>>>>>
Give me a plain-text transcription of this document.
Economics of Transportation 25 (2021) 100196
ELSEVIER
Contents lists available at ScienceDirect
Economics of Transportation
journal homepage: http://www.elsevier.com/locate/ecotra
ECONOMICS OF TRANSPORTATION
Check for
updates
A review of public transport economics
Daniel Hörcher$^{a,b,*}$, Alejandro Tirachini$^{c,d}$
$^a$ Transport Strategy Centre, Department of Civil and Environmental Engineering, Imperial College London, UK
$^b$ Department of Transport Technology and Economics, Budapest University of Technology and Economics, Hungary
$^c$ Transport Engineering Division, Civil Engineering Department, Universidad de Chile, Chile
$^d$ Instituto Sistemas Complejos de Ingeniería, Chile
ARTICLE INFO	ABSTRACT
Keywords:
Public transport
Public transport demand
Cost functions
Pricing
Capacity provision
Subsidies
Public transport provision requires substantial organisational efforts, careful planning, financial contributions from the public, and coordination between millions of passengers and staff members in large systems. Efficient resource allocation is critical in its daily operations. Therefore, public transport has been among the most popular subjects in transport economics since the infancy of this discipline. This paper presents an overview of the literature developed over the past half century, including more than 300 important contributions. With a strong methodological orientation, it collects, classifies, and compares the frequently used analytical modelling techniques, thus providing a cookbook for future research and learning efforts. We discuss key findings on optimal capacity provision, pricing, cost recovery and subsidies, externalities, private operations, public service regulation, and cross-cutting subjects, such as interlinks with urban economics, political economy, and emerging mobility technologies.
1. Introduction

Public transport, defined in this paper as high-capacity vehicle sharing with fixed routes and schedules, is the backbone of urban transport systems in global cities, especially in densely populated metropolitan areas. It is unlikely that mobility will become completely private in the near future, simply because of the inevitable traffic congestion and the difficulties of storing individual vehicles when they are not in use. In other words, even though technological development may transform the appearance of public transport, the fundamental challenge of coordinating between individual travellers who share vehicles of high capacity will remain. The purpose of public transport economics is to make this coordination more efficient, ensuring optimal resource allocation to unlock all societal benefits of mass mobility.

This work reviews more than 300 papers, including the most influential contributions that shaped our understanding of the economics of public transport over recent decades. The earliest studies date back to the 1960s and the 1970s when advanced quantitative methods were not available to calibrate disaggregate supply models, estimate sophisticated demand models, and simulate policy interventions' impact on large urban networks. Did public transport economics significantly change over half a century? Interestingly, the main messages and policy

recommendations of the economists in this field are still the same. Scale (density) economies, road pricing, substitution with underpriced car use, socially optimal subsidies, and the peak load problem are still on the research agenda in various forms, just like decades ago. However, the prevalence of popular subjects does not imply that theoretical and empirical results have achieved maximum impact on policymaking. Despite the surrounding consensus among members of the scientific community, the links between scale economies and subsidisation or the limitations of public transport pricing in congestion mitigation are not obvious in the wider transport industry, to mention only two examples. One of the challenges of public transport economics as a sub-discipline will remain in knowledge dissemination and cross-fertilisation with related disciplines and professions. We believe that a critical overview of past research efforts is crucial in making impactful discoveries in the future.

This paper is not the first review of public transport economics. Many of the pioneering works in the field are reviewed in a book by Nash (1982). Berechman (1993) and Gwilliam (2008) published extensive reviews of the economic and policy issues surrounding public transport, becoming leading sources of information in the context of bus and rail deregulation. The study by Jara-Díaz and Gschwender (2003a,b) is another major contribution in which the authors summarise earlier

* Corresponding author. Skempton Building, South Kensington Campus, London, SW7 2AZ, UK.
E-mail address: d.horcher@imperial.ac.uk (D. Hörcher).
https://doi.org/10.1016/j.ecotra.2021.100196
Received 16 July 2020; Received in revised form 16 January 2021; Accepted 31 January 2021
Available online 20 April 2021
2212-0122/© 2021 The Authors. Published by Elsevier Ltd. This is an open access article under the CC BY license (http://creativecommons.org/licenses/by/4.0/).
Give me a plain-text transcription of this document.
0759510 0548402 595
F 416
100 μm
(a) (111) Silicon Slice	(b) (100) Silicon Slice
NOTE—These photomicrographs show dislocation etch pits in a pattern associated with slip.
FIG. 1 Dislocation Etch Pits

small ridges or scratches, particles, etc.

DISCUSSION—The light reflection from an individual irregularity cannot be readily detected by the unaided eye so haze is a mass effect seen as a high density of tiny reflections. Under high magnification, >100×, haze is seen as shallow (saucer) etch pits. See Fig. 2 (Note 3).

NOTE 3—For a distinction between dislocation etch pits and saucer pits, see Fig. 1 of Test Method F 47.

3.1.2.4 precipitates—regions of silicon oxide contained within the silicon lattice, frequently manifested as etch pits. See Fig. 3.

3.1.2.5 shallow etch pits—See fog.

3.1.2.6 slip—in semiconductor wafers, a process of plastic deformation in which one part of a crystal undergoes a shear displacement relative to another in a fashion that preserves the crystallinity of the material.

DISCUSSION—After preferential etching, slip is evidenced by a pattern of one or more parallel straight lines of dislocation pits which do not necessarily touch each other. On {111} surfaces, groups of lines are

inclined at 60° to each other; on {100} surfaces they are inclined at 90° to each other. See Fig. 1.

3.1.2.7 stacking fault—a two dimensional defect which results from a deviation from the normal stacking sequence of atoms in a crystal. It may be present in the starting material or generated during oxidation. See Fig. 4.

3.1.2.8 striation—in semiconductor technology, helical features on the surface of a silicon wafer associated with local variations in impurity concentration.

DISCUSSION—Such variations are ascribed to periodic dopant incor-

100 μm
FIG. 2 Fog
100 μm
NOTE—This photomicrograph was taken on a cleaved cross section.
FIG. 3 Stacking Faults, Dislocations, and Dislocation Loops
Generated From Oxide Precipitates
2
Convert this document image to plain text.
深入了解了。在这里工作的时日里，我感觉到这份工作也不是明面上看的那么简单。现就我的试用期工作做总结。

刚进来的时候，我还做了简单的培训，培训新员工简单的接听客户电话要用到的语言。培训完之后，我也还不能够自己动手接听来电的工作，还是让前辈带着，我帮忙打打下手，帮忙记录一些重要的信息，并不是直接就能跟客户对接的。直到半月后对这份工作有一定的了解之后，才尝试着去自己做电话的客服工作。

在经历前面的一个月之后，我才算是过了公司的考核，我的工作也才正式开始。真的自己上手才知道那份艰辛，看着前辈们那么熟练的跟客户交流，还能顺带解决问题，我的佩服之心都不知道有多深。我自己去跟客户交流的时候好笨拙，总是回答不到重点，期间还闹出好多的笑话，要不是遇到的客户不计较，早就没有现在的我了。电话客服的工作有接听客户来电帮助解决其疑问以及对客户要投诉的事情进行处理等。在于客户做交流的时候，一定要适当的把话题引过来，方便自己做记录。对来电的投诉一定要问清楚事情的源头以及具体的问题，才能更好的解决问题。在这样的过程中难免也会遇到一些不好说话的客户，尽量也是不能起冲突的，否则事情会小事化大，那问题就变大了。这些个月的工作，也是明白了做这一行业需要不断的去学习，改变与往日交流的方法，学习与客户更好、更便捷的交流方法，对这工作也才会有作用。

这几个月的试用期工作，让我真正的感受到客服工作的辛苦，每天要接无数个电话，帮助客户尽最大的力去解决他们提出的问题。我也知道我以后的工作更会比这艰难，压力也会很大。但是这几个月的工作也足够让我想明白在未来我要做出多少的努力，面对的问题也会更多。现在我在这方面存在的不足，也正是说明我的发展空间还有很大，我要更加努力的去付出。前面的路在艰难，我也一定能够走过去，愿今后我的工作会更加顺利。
<<<<<
Instructions for the task: Restate each of the entries above verbatim.

Solution:
Give me a plain-text transcription of this document.
Economics of Transportation 25 (2021) 100196
ELSEVIER
Contents lists available at ScienceDirect
Economics of Transportation
journal homepage: http://www.elsevier.com/locate/ecotra
ECONOMICS OF TRANSPORTATION
Check for
updates
A review of public transport economics
Daniel Hörcher$^{a,b,*}$, Alejandro Tirachini$^{c,d}$
$^a$ Transport Strategy Centre, Department of Civil and Environmental Engineering, Imperial College London, UK
$^b$ Department of Transport Technology and Economics, Budapest University of Technology and Economics, Hungary
$^c$ Transport Engineering Division, Civil Engineering Department, Universidad de Chile, Chile
$^d$ Instituto Sistemas Complejos de Ingeniería, Chile
ARTICLE INFO	ABSTRACT
Keywords:
Public transport
Public transport demand
Cost functions
Pricing
Capacity provision
Subsidies
Public transport provision requires substantial organisational efforts, careful planning, financial contributions from the public, and coordination between millions of passengers and staff members in large systems. Efficient resource allocation is critical in its daily operations. Therefore, public transport has been among the most popular subjects in transport economics since the infancy of this discipline. This paper presents an overview of the literature developed over the past half century, including more than 300 important contributions. With a strong methodological orientation, it collects, classifies, and compares the frequently used analytical modelling techniques, thus providing a cookbook for future research and learning efforts. We discuss key findings on optimal capacity provision, pricing, cost recovery and subsidies, externalities, private operations, public service regulation, and cross-cutting subjects, such as interlinks with urban economics, political economy, and emerging mobility technologies.
1. Introduction

Public transport, defined in this paper as high-capacity vehicle sharing with fixed routes and schedules, is the backbone of urban transport systems in global cities, especially in densely populated metropolitan areas. It is unlikely that mobility will become completely private in the near future, simply because of the inevitable traffic congestion and the difficulties of storing individual vehicles when they are not in use. In other words, even though technological development may transform the appearance of public transport, the fundamental challenge of coordinating between individual travellers who share vehicles of high capacity will remain. The purpose of public transport economics is to make this coordination more efficient, ensuring optimal resource allocation to unlock all societal benefits of mass mobility.

This work reviews more than 300 papers, including the most influential contributions that shaped our understanding of the economics of public transport over recent decades. The earliest studies date back to the 1960s and the 1970s when advanced quantitative methods were not available to calibrate disaggregate supply models, estimate sophisticated demand models, and simulate policy interventions' impact on large urban networks. Did public transport economics significantly change over half a century? Interestingly, the main messages and policy

recommendations of the economists in this field are still the same. Scale (density) economies, road pricing, substitution with underpriced car use, socially optimal subsidies, and the peak load problem are still on the research agenda in various forms, just like decades ago. However, the prevalence of popular subjects does not imply that theoretical and empirical results have achieved maximum impact on policymaking. Despite the surrounding consensus among members of the scientific community, the links between scale economies and subsidisation or the limitations of public transport pricing in congestion mitigation are not obvious in the wider transport industry, to mention only two examples. One of the challenges of public transport economics as a sub-discipline will remain in knowledge dissemination and cross-fertilisation with related disciplines and professions. We believe that a critical overview of past research efforts is crucial in making impactful discoveries in the future.

This paper is not the first review of public transport economics. Many of the pioneering works in the field are reviewed in a book by Nash (1982). Berechman (1993) and Gwilliam (2008) published extensive reviews of the economic and policy issues surrounding public transport, becoming leading sources of information in the context of bus and rail deregulation. The study by Jara-Díaz and Gschwender (2003a,b) is another major contribution in which the authors summarise earlier

* Corresponding author. Skempton Building, South Kensington Campus, London, SW7 2AZ, UK.
E-mail address: d.horcher@imperial.ac.uk (D. Hörcher).
https://doi.org/10.1016/j.ecotra.2021.100196
Received 16 July 2020; Received in revised form 16 January 2021; Accepted 31 January 2021
Available online 20 April 2021
2212-0122/© 2021 The Authors. Published by Elsevier Ltd. This is an open access article under the CC BY license (http://creativecommons.org/licenses/by/4.0/).
Give me a plain-text transcription of this document.
0759510 0548402 595
F 416
100 μm
(a) (111) Silicon Slice	(b) (100) Silicon Slice
NOTE—These photomicrographs show dislocation etch pits in a pattern associated with slip.
FIG. 1 Dislocation Etch Pits

small ridges or scratches, particles, etc.

DISCUSSION—The light reflection from an individual irregularity cannot be readily detected by the unaided eye so haze is a mass effect seen as a high density of tiny reflections. Under high magnification, >100×, haze is seen as shallow (saucer) etch pits. See Fig. 2 (Note 3).

NOTE 3—For a distinction between dislocation etch pits and saucer pits, see Fig. 1 of Test Method F 47.

3.1.2.4 precipitates—regions of silicon oxide contained within the silicon lattice, frequently manifested as etch pits. See Fig. 3.

3.1.2.5 shallow etch pits—See fog.

3.1.2.6 slip—in semiconductor wafers, a process of plastic deformation in which one part of a crystal undergoes a shear displacement relative to another in a fashion that preserves the crystallinity of the material.

DISCUSSION—After preferential etching, slip is evidenced by a pattern of one or more parallel straight lines of dislocation pits which do not necessarily touch each other. On {111} surfaces, groups of lines are

inclined at 60° to each other; on {100} surfaces they are inclined at 90° to each other. See Fig. 1.

3.1.2.7 stacking fault—a two dimensional defect which results from a deviation from the normal stacking sequence of atoms in a crystal. It may be present in the starting material or generated during oxidation. See Fig. 4.

3.1.2.8 striation—in semiconductor technology, helical features on the surface of a silicon wafer associated with local variations in impurity concentration.

DISCUSSION—Such variations are ascribed to periodic dopant incor-

100 μm
FIG. 2 Fog
100 μm
NOTE—This photomicrograph was taken on a cleaved cross section.
FIG. 3 Stacking Faults, Dislocations, and Dislocation Loops
Generated From Oxide Precipitates
2
Convert this document image to plain text.
深入了解了。在这里工作的时日里，我感觉到这份工作也不是明面上看的那么简单。现就我的试用期工作做总结。

刚进来的时候，我还做了简单的培训，培训新员工简单的接听客户电话要用到的语言。培训完之后，我也还不能够自己动手接听来电的工作，还是让前辈带着，我帮忙打打下手，帮忙记录一些重要的信息，并不是直接就能跟客户对接的。直到半月后对这份工作有一定的了解之后，才尝试着去自己做电话的客服工作。

在经历前面的一个月之后，我才算是过了公司的考核，我的工作也才正式开始。真的自己上手才知道那份艰辛，看着前辈们那么熟练的跟客户交流，还能顺带解决问题，我的佩服之心都不知道有多深。我自己去跟客户交流的时候好笨拙，总是回答不到重点，期间还闹出好多的笑话，要不是遇到的客户不计较，早就没有现在的我了。电话客服的工作有接听客户来电帮助解决其疑问以及对客户要投诉的事情进行处理等。在于客户做交流的时候，一定要适当的把话题引过来，方便自己做记录。对来电的投诉一定要问清楚事情的源头以及具体的问题，才能更好的解决问题。在这样的过程中难免也会遇到一些不好说话的客户，尽量也是不能起冲突的，否则事情会小事化大，那问题就变大了。这些个月的工作，也是明白了做这一行业需要不断的去学习，改变与往日交流的方法，学习与客户更好、更便捷的交流方法，对这工作也才会有作用。

这几个月的试用期工作，让我真正的感受到客服工作的辛苦，每天要接无数个电话，帮助客户尽最大的力去解决他们提出的问题。我也知道我以后的工作更会比这艰难，压力也会很大。但是这几个月的工作也足够让我想明白在未来我要做出多少的努力，面对的问题也会更多。现在我在这方面存在的不足，也正是说明我的发展空间还有很大，我要更加努力的去付出。前面的路在艰难，我也一定能够走过去，愿今后我的工作会更加顺利。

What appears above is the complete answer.